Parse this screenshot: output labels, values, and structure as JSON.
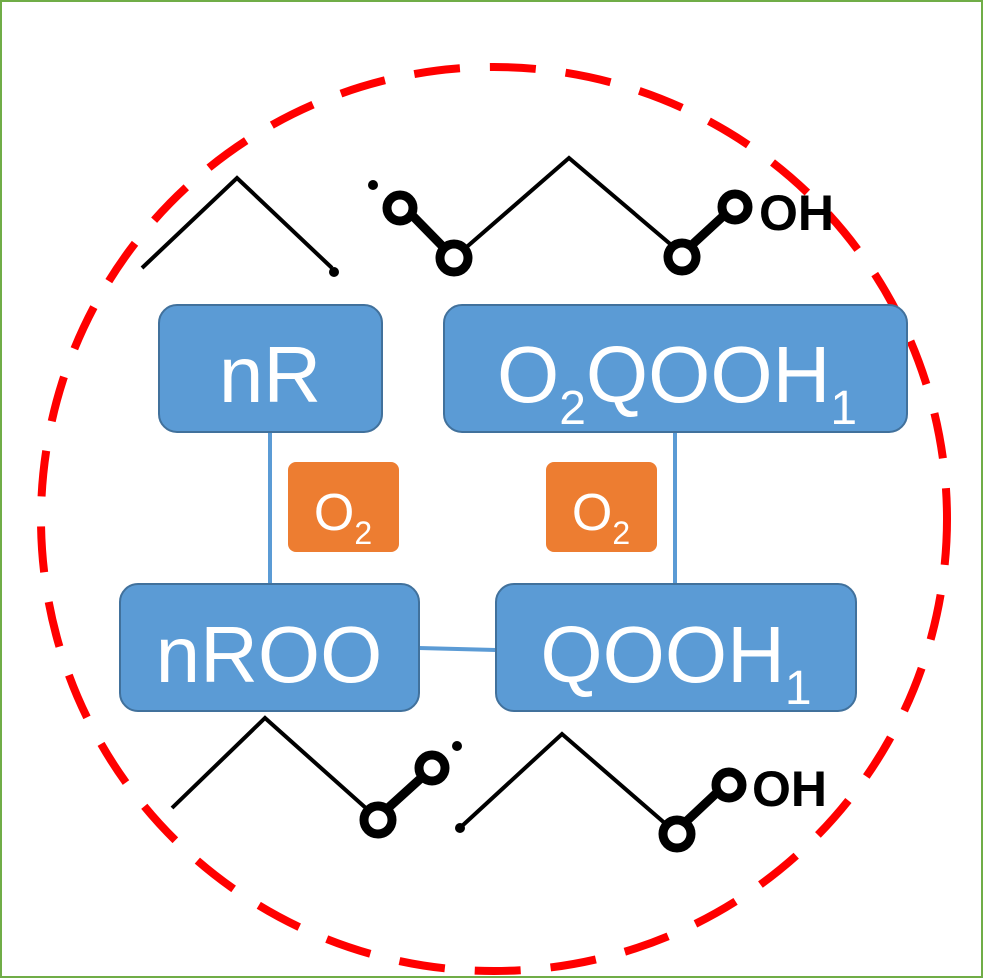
{
  "colors": {
    "border": "#70ad47",
    "dashed_circle": "#ff0000",
    "species_box": "#5b9bd5",
    "species_box_stroke": "#41719c",
    "oxygen_box": "#ed7d31",
    "connector": "#5b9bd5",
    "bond": "#000000"
  },
  "species": {
    "nR": {
      "main": "nR"
    },
    "o2qooh1": {
      "main": "O",
      "sub_a": "2",
      "main_b": "QOOH",
      "sub_b": "1"
    },
    "nroo": {
      "main": "nROO"
    },
    "qooh1": {
      "main": "QOOH",
      "sub": "1"
    }
  },
  "reagents": {
    "left": {
      "main": "O",
      "sub": "2"
    },
    "right": {
      "main": "O",
      "sub": "2"
    }
  },
  "structures": {
    "o2qooh1_terminal": "OH",
    "qooh1_terminal": "OH",
    "icons": [
      "radical-dot",
      "oxygen-atom",
      "hydroxyl-group"
    ]
  }
}
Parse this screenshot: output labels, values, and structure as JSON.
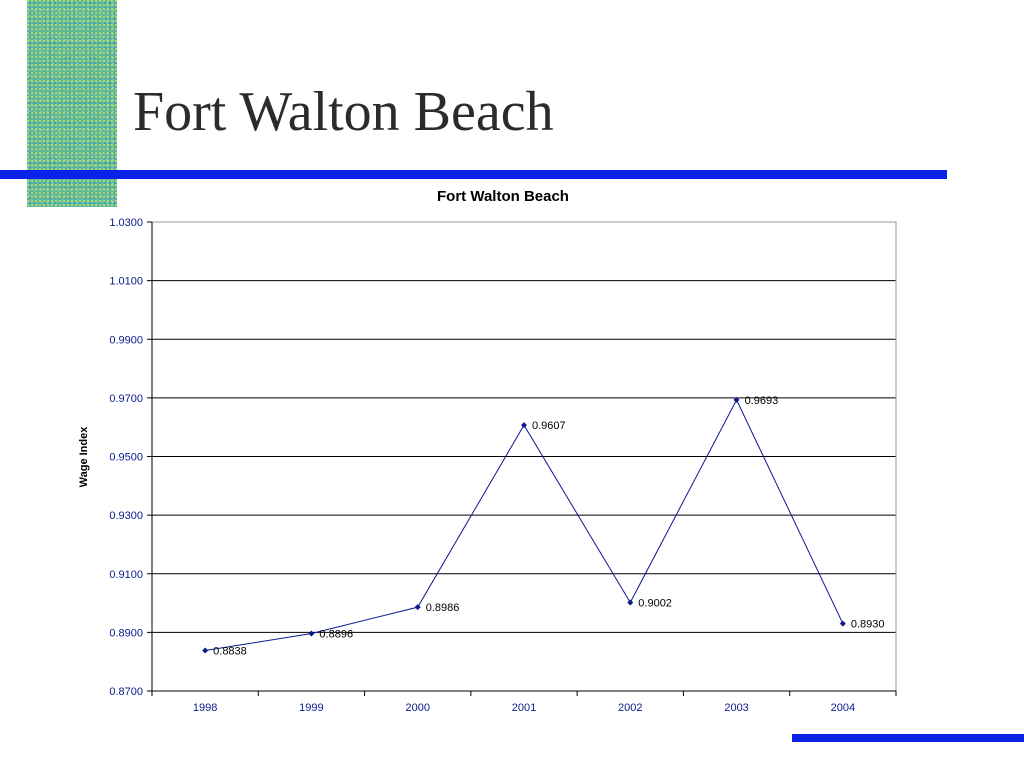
{
  "slide": {
    "title": "Fort Walton Beach"
  },
  "colors": {
    "accent_rule": "#0a22e8",
    "series_line": "#0b1a8c",
    "tick_text": "#0b1a8c",
    "gridline": "#000000",
    "decor_square": "#5fb89a"
  },
  "chart_data": {
    "type": "line",
    "title": "Fort Walton Beach",
    "xlabel": "",
    "ylabel": "Wage Index",
    "categories": [
      "1998",
      "1999",
      "2000",
      "2001",
      "2002",
      "2003",
      "2004"
    ],
    "series": [
      {
        "values": [
          0.8838,
          0.8896,
          0.8986,
          0.9607,
          0.9002,
          0.9693,
          0.893
        ],
        "labels": [
          "0.8838",
          "0.8896",
          "0.8986",
          "0.9607",
          "0.9002",
          "0.9693",
          "0.8930"
        ]
      }
    ],
    "ylim": [
      0.87,
      1.03
    ],
    "yticks": [
      0.87,
      0.89,
      0.91,
      0.93,
      0.95,
      0.97,
      0.99,
      1.01,
      1.03
    ],
    "ytick_labels": [
      "0.8700",
      "0.8900",
      "0.9100",
      "0.9300",
      "0.9500",
      "0.9700",
      "0.9900",
      "1.0100",
      "1.0300"
    ],
    "grid": true,
    "legend": "none",
    "marker": "diamond"
  }
}
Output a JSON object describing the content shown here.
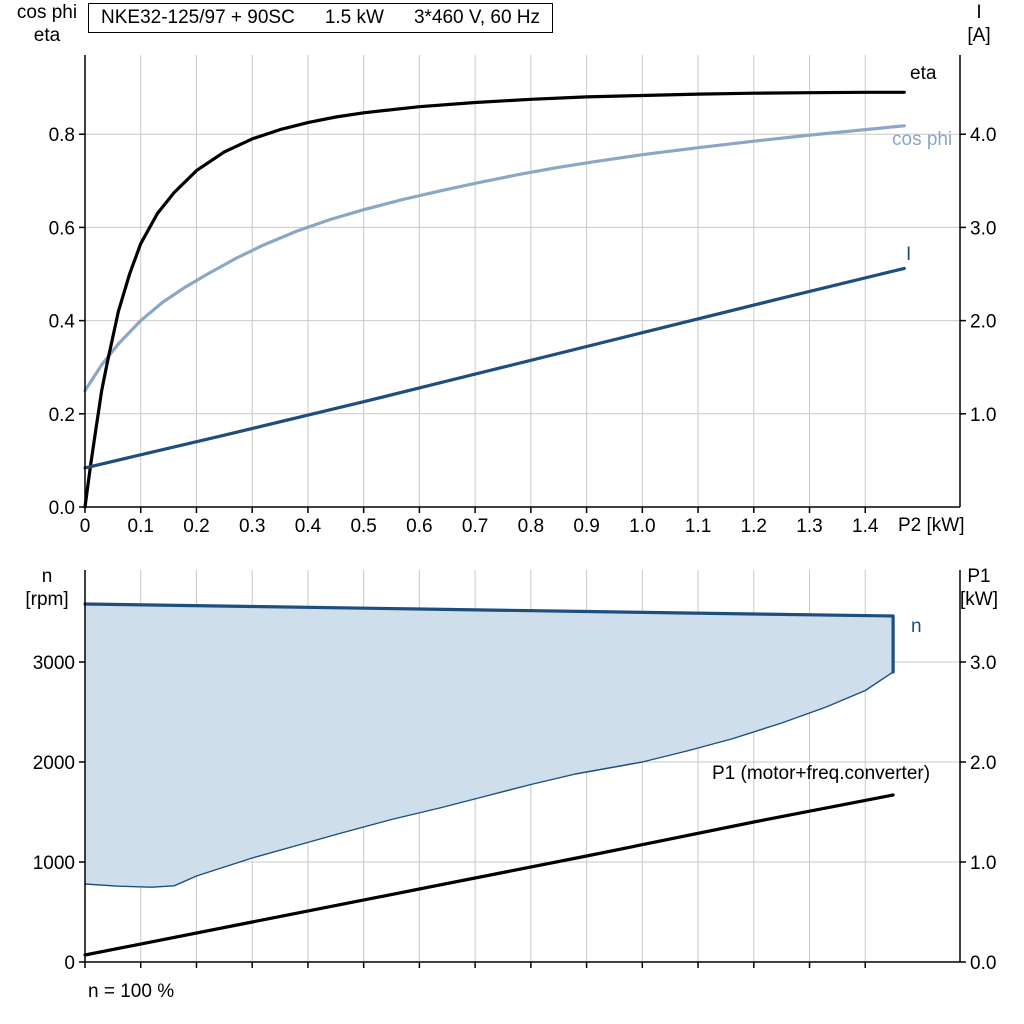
{
  "style": {
    "grid": "#c9c9c9",
    "axis": "#000000",
    "background": "#ffffff"
  },
  "chart_data": [
    {
      "id": "top_chart",
      "type": "line",
      "title": "NKE32-125/97 + 90SC 1.5 kW 3*460 V, 60 Hz",
      "title_parts": [
        "NKE32-125/97 + 90SC",
        "1.5 kW",
        "3*460 V, 60 Hz"
      ],
      "xlabel": "P2 [kW]",
      "ylabel_left_lines": [
        "cos phi",
        "eta"
      ],
      "ylabel_right_lines": [
        "I",
        "[A]"
      ],
      "x_axis": {
        "min": 0,
        "max": 1.57,
        "ticks": [
          0,
          0.1,
          0.2,
          0.3,
          0.4,
          0.5,
          0.6,
          0.7,
          0.8,
          0.9,
          1.0,
          1.1,
          1.2,
          1.3,
          1.4
        ],
        "tick_labels": [
          "0",
          "0.1",
          "0.2",
          "0.3",
          "0.4",
          "0.5",
          "0.6",
          "0.7",
          "0.8",
          "0.9",
          "1.0",
          "1.1",
          "1.2",
          "1.3",
          "1.4"
        ]
      },
      "y_left": {
        "min": 0,
        "max": 0.97,
        "ticks": [
          0,
          0.2,
          0.4,
          0.6,
          0.8
        ],
        "tick_labels": [
          "0.0",
          "0.2",
          "0.4",
          "0.6",
          "0.8"
        ]
      },
      "y_right": {
        "min": 0,
        "max": 4.85,
        "ticks": [
          1,
          2,
          3,
          4
        ],
        "tick_labels": [
          "1.0",
          "2.0",
          "3.0",
          "4.0"
        ]
      },
      "series": [
        {
          "name": "cos-phi",
          "label": "cos phi",
          "axis": "left",
          "color": "#8ba7c6",
          "width": 3.2,
          "type": "line",
          "points": [
            [
              0,
              0.25
            ],
            [
              0.03,
              0.305
            ],
            [
              0.06,
              0.35
            ],
            [
              0.1,
              0.4
            ],
            [
              0.14,
              0.44
            ],
            [
              0.18,
              0.472
            ],
            [
              0.22,
              0.5
            ],
            [
              0.27,
              0.533
            ],
            [
              0.32,
              0.562
            ],
            [
              0.38,
              0.592
            ],
            [
              0.44,
              0.617
            ],
            [
              0.5,
              0.638
            ],
            [
              0.57,
              0.66
            ],
            [
              0.64,
              0.679
            ],
            [
              0.71,
              0.697
            ],
            [
              0.78,
              0.714
            ],
            [
              0.85,
              0.729
            ],
            [
              0.92,
              0.742
            ],
            [
              1.0,
              0.756
            ],
            [
              1.1,
              0.771
            ],
            [
              1.2,
              0.785
            ],
            [
              1.3,
              0.798
            ],
            [
              1.4,
              0.81
            ],
            [
              1.47,
              0.818
            ]
          ]
        },
        {
          "name": "eta",
          "label": "eta",
          "axis": "left",
          "color": "#000000",
          "width": 3.2,
          "type": "line",
          "points": [
            [
              0,
              0
            ],
            [
              0.01,
              0.09
            ],
            [
              0.02,
              0.17
            ],
            [
              0.03,
              0.25
            ],
            [
              0.04,
              0.31
            ],
            [
              0.06,
              0.42
            ],
            [
              0.08,
              0.5
            ],
            [
              0.1,
              0.565
            ],
            [
              0.13,
              0.63
            ],
            [
              0.16,
              0.675
            ],
            [
              0.2,
              0.722
            ],
            [
              0.25,
              0.762
            ],
            [
              0.3,
              0.79
            ],
            [
              0.35,
              0.81
            ],
            [
              0.4,
              0.825
            ],
            [
              0.45,
              0.837
            ],
            [
              0.5,
              0.846
            ],
            [
              0.6,
              0.859
            ],
            [
              0.7,
              0.868
            ],
            [
              0.8,
              0.875
            ],
            [
              0.9,
              0.88
            ],
            [
              1.0,
              0.883
            ],
            [
              1.1,
              0.886
            ],
            [
              1.2,
              0.888
            ],
            [
              1.3,
              0.889
            ],
            [
              1.4,
              0.89
            ],
            [
              1.47,
              0.89
            ]
          ]
        },
        {
          "name": "current",
          "label": "I",
          "axis": "right",
          "color": "#1d4e7e",
          "width": 3.2,
          "type": "line",
          "points": [
            [
              0,
              0.42
            ],
            [
              0.25,
              0.77
            ],
            [
              0.5,
              1.13
            ],
            [
              0.75,
              1.5
            ],
            [
              1.0,
              1.87
            ],
            [
              1.25,
              2.24
            ],
            [
              1.47,
              2.56
            ]
          ]
        }
      ]
    },
    {
      "id": "bottom_chart",
      "type": "line",
      "title": "",
      "xlabel": "",
      "note": "n = 100 %",
      "ylabel_left_lines": [
        "n",
        "[rpm]"
      ],
      "ylabel_right_lines": [
        "P1",
        "[kW]"
      ],
      "x_axis": {
        "min": 0,
        "max": 1.57,
        "ticks": [
          0,
          0.1,
          0.2,
          0.3,
          0.4,
          0.5,
          0.6,
          0.7,
          0.8,
          0.9,
          1.0,
          1.1,
          1.2,
          1.3,
          1.4
        ],
        "tick_labels": []
      },
      "y_left": {
        "min": 0,
        "max": 3920,
        "ticks": [
          0,
          1000,
          2000,
          3000
        ],
        "tick_labels": [
          "0",
          "1000",
          "2000",
          "3000"
        ]
      },
      "y_right": {
        "min": 0,
        "max": 3.92,
        "ticks": [
          0,
          1,
          2,
          3
        ],
        "tick_labels": [
          "0.0",
          "1.0",
          "2.0",
          "3.0"
        ]
      },
      "series": [
        {
          "name": "speed-range-area",
          "label": "",
          "axis": "left",
          "color": "#cfdeeb",
          "width": 0,
          "type": "area",
          "points": [
            [
              0,
              3580
            ],
            [
              0.3,
              3555
            ],
            [
              0.6,
              3530
            ],
            [
              0.9,
              3505
            ],
            [
              1.2,
              3480
            ],
            [
              1.45,
              3460
            ],
            [
              1.45,
              2900
            ],
            [
              1.4,
              2715
            ],
            [
              1.33,
              2550
            ],
            [
              1.25,
              2390
            ],
            [
              1.16,
              2230
            ],
            [
              1.08,
              2110
            ],
            [
              1.0,
              2000
            ],
            [
              0.96,
              1960
            ],
            [
              0.88,
              1880
            ],
            [
              0.8,
              1775
            ],
            [
              0.72,
              1660
            ],
            [
              0.64,
              1545
            ],
            [
              0.55,
              1425
            ],
            [
              0.46,
              1290
            ],
            [
              0.38,
              1165
            ],
            [
              0.3,
              1040
            ],
            [
              0.25,
              950
            ],
            [
              0.2,
              860
            ],
            [
              0.16,
              762
            ],
            [
              0.12,
              748
            ],
            [
              0.06,
              758
            ],
            [
              0,
              780
            ]
          ]
        },
        {
          "name": "speed-range-lower-boundary",
          "label": "",
          "axis": "left",
          "color": "#1d4e7e",
          "width": 1.4,
          "type": "line",
          "points": [
            [
              0,
              780
            ],
            [
              0.06,
              758
            ],
            [
              0.12,
              748
            ],
            [
              0.16,
              762
            ],
            [
              0.2,
              860
            ],
            [
              0.25,
              950
            ],
            [
              0.3,
              1040
            ],
            [
              0.38,
              1165
            ],
            [
              0.46,
              1290
            ],
            [
              0.55,
              1425
            ],
            [
              0.64,
              1545
            ],
            [
              0.72,
              1660
            ],
            [
              0.8,
              1775
            ],
            [
              0.88,
              1880
            ],
            [
              0.96,
              1960
            ],
            [
              1.0,
              2000
            ],
            [
              1.08,
              2110
            ],
            [
              1.16,
              2230
            ],
            [
              1.25,
              2390
            ],
            [
              1.33,
              2550
            ],
            [
              1.4,
              2715
            ],
            [
              1.45,
              2900
            ]
          ]
        },
        {
          "name": "speed",
          "label": "n",
          "axis": "left",
          "color": "#1d4e7e",
          "width": 3.2,
          "type": "line",
          "points": [
            [
              0,
              3580
            ],
            [
              0.3,
              3555
            ],
            [
              0.6,
              3530
            ],
            [
              0.9,
              3505
            ],
            [
              1.2,
              3480
            ],
            [
              1.45,
              3460
            ],
            [
              1.45,
              2900
            ]
          ]
        },
        {
          "name": "input-power",
          "label": "P1 (motor+freq.converter)",
          "axis": "right",
          "color": "#000000",
          "width": 3.2,
          "type": "line",
          "points": [
            [
              0,
              0.07
            ],
            [
              0.3,
              0.4
            ],
            [
              0.6,
              0.73
            ],
            [
              0.9,
              1.06
            ],
            [
              1.2,
              1.4
            ],
            [
              1.45,
              1.67
            ]
          ]
        }
      ]
    }
  ]
}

◆ EXERCISE INSTRUCTIONS ◆
Go through the records above and copy every line with the word "speed".

◆ CORRECT RESULT ◆
          "name": "speed-range-area",
          "name": "speed-range-lower-boundary",
          "name": "speed",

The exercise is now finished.